- _Exercise brief_
Copy the data verbatim, beginning with the line that contains "Where is each" and continuing through the line that contains "settings-button[interactable]: 设置 [21,37,55,63]".

- _Materials provided_

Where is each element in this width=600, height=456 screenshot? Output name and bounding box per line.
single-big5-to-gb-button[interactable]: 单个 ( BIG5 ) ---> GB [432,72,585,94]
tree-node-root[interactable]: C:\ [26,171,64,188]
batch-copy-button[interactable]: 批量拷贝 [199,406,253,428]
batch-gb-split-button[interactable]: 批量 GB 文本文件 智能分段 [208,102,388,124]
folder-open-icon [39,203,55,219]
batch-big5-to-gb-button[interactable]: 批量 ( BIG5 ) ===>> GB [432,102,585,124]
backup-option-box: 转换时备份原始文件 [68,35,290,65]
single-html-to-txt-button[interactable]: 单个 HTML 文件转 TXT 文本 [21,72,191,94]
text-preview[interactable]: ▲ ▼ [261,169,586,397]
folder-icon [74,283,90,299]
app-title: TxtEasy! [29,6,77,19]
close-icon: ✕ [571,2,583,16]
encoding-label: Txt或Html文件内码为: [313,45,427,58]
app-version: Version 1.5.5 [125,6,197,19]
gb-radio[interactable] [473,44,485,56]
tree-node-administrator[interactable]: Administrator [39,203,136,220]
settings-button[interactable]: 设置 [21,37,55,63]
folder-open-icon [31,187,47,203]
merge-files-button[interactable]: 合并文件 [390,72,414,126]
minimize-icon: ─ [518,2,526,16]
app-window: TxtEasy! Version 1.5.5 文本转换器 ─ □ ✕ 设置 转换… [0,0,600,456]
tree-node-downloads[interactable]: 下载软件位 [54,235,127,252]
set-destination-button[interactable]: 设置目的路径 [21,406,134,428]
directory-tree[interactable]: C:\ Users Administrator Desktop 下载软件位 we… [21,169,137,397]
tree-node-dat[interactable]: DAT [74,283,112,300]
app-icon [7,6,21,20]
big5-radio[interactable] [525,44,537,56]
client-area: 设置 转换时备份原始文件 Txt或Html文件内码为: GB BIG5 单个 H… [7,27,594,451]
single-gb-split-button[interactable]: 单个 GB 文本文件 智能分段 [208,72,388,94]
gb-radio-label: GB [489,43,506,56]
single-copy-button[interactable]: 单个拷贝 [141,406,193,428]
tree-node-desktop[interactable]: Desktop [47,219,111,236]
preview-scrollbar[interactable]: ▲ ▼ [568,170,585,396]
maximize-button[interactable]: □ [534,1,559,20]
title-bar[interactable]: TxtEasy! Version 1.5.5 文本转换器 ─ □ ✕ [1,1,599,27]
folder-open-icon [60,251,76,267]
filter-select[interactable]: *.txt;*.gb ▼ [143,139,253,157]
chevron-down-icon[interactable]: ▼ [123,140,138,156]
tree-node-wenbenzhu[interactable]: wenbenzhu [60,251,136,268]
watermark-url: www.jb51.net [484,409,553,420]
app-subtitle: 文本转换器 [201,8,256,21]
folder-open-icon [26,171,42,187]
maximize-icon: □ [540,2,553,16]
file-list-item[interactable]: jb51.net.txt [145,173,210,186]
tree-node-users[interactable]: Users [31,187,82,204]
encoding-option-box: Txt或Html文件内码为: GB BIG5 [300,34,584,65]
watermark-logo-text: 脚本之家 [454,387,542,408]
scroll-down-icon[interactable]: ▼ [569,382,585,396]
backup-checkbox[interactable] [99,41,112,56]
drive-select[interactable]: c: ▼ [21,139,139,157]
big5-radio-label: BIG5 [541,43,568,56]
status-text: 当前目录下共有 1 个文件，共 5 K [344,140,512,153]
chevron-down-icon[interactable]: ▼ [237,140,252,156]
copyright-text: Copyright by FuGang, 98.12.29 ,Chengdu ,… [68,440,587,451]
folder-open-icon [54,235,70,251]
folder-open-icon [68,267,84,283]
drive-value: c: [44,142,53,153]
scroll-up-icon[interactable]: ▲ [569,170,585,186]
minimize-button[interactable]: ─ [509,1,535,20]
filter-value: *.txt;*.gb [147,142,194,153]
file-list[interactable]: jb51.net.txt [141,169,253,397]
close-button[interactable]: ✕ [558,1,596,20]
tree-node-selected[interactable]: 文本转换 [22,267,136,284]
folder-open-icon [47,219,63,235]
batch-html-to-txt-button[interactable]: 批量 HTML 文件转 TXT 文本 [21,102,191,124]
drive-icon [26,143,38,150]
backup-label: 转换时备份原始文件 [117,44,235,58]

--

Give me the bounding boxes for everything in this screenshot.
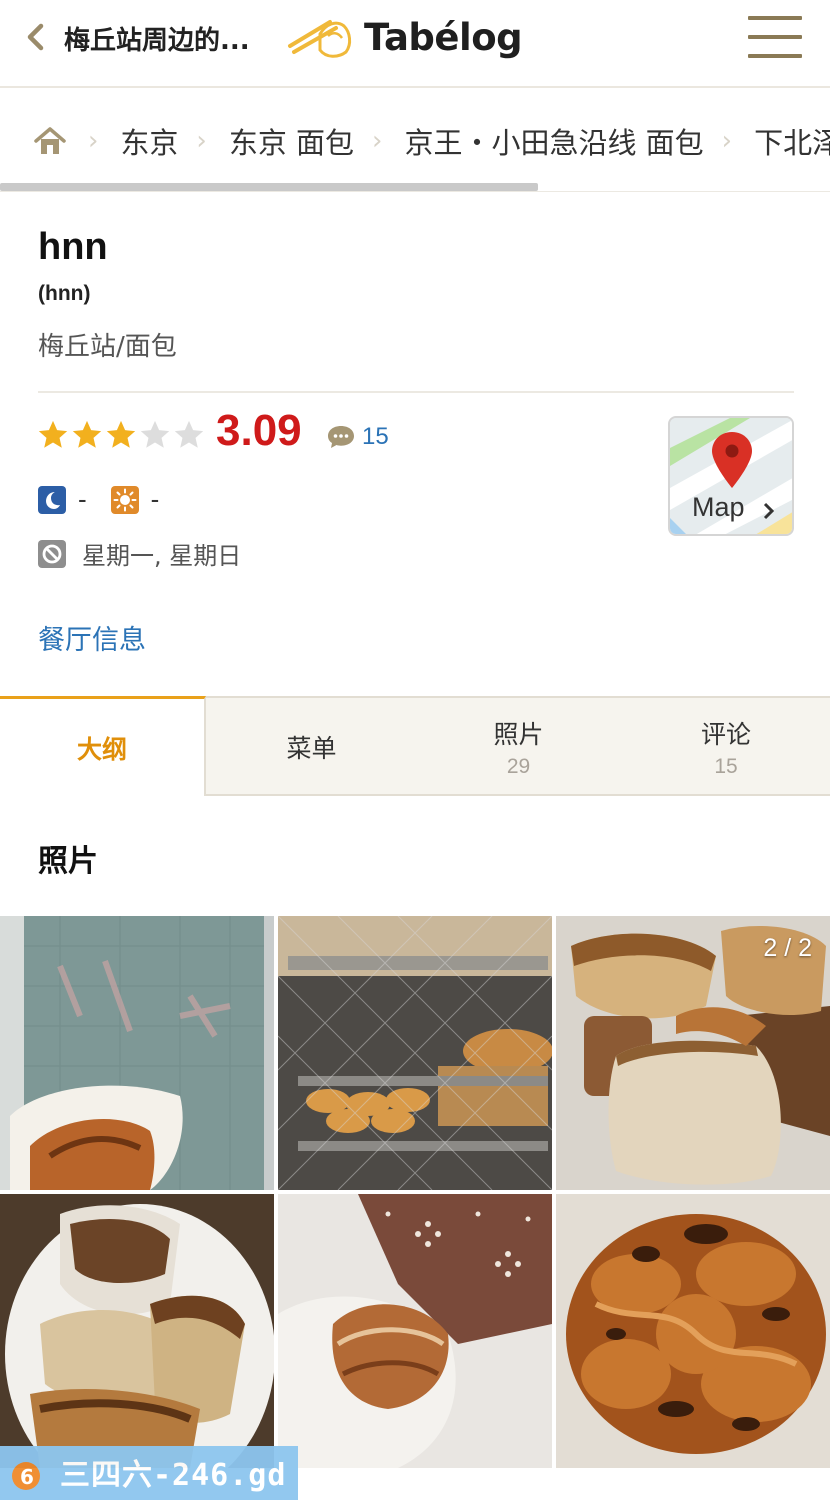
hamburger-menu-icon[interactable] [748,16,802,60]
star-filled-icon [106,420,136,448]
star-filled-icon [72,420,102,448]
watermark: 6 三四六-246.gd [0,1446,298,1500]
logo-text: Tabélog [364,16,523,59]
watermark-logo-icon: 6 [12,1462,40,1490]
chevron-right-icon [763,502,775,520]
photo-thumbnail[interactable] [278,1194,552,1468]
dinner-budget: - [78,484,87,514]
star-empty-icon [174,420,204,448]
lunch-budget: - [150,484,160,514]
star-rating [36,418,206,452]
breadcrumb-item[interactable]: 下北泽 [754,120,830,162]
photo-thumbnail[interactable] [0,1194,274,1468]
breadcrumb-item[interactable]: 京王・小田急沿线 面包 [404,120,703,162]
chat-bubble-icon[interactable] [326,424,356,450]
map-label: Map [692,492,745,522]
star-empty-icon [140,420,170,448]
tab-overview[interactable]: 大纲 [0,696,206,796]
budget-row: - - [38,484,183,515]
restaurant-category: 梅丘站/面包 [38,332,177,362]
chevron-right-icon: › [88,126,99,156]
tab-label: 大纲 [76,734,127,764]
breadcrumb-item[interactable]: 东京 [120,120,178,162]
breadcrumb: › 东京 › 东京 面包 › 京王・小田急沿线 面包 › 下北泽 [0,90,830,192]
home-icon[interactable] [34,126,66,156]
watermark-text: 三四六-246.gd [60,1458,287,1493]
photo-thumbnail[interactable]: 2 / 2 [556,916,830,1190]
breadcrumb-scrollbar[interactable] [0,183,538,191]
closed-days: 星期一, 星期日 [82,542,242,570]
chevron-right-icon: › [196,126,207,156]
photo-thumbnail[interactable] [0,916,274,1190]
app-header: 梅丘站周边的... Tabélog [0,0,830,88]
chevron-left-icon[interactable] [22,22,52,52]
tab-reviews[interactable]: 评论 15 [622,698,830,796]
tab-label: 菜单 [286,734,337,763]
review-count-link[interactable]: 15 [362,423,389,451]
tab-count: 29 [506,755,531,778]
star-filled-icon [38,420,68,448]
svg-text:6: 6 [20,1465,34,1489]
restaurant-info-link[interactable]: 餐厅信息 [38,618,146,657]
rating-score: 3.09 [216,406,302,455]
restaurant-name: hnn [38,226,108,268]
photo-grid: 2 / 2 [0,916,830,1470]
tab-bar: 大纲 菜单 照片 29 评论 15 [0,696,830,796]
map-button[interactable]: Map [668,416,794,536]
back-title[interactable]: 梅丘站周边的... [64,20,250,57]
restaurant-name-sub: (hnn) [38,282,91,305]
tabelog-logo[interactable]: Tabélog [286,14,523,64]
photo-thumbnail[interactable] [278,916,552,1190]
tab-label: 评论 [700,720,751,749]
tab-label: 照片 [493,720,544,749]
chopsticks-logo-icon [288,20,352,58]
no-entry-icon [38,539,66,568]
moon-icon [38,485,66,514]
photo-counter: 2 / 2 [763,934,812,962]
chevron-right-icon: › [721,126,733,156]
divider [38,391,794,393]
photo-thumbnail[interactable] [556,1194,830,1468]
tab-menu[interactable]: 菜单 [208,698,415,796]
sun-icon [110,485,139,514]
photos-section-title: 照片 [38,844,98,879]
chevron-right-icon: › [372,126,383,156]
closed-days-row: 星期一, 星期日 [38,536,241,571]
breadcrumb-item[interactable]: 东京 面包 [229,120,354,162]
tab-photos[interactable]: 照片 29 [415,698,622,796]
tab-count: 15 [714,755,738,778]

---

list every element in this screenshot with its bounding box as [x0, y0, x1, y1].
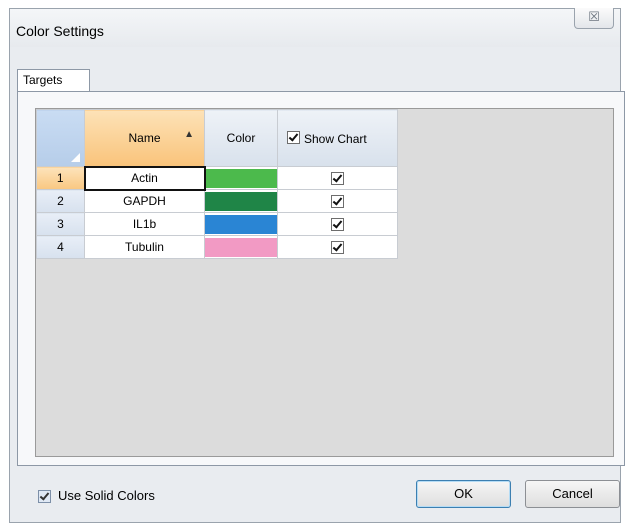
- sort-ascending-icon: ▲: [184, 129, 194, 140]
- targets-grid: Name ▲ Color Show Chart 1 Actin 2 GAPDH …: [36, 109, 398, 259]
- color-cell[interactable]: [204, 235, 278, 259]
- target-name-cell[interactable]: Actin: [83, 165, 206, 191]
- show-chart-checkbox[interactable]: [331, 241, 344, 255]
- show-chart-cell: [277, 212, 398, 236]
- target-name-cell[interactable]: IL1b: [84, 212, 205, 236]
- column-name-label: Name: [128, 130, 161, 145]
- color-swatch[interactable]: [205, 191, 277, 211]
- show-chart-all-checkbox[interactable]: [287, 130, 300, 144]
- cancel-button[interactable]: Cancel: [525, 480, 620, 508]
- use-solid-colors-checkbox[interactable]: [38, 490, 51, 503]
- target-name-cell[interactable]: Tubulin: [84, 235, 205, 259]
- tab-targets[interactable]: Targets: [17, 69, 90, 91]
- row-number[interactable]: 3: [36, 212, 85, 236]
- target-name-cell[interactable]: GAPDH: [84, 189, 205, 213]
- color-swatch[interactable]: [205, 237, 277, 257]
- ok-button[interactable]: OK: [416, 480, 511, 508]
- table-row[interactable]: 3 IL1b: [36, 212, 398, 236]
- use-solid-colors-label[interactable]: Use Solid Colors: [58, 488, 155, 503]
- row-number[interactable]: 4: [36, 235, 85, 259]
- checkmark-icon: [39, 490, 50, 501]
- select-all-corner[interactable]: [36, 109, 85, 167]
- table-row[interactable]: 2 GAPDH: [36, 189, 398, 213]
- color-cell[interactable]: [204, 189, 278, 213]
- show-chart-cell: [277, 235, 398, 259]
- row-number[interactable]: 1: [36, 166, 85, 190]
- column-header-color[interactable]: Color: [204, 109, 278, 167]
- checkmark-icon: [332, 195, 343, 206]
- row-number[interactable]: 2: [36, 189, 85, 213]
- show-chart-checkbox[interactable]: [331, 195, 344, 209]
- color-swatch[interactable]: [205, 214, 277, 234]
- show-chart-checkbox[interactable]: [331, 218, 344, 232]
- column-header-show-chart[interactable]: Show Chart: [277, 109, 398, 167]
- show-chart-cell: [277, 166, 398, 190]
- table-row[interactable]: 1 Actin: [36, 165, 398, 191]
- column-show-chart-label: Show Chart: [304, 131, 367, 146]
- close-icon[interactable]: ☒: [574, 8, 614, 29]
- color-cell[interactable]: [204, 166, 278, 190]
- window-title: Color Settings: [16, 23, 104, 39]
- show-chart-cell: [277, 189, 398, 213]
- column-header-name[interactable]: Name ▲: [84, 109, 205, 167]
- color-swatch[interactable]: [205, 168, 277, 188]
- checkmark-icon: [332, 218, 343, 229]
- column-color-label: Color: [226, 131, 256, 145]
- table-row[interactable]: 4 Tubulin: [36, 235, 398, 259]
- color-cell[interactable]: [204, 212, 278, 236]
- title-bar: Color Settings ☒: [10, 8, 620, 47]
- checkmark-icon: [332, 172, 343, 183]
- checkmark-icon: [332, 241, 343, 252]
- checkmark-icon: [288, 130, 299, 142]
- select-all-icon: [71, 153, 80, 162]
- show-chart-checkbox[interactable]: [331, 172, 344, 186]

- _Answer to the problem_
Where is each element in this width=600, height=456 screenshot? Output name and bounding box per line.
single-big5-to-gb-button[interactable]: 单个 ( BIG5 ) ---> GB [432,72,585,94]
tree-node-root[interactable]: C:\ [26,171,64,188]
batch-copy-button[interactable]: 批量拷贝 [199,406,253,428]
batch-gb-split-button[interactable]: 批量 GB 文本文件 智能分段 [208,102,388,124]
folder-open-icon [39,203,55,219]
batch-big5-to-gb-button[interactable]: 批量 ( BIG5 ) ===>> GB [432,102,585,124]
backup-option-box: 转换时备份原始文件 [68,35,290,65]
single-html-to-txt-button[interactable]: 单个 HTML 文件转 TXT 文本 [21,72,191,94]
text-preview[interactable]: ▲ ▼ [261,169,586,397]
folder-icon [74,283,90,299]
app-title: TxtEasy! [29,6,77,19]
close-icon: ✕ [571,2,583,16]
encoding-label: Txt或Html文件内码为: [313,45,427,58]
app-version: Version 1.5.5 [125,6,197,19]
gb-radio[interactable] [473,44,485,56]
tree-node-administrator[interactable]: Administrator [39,203,136,220]
settings-button[interactable]: 设置 [21,37,55,63]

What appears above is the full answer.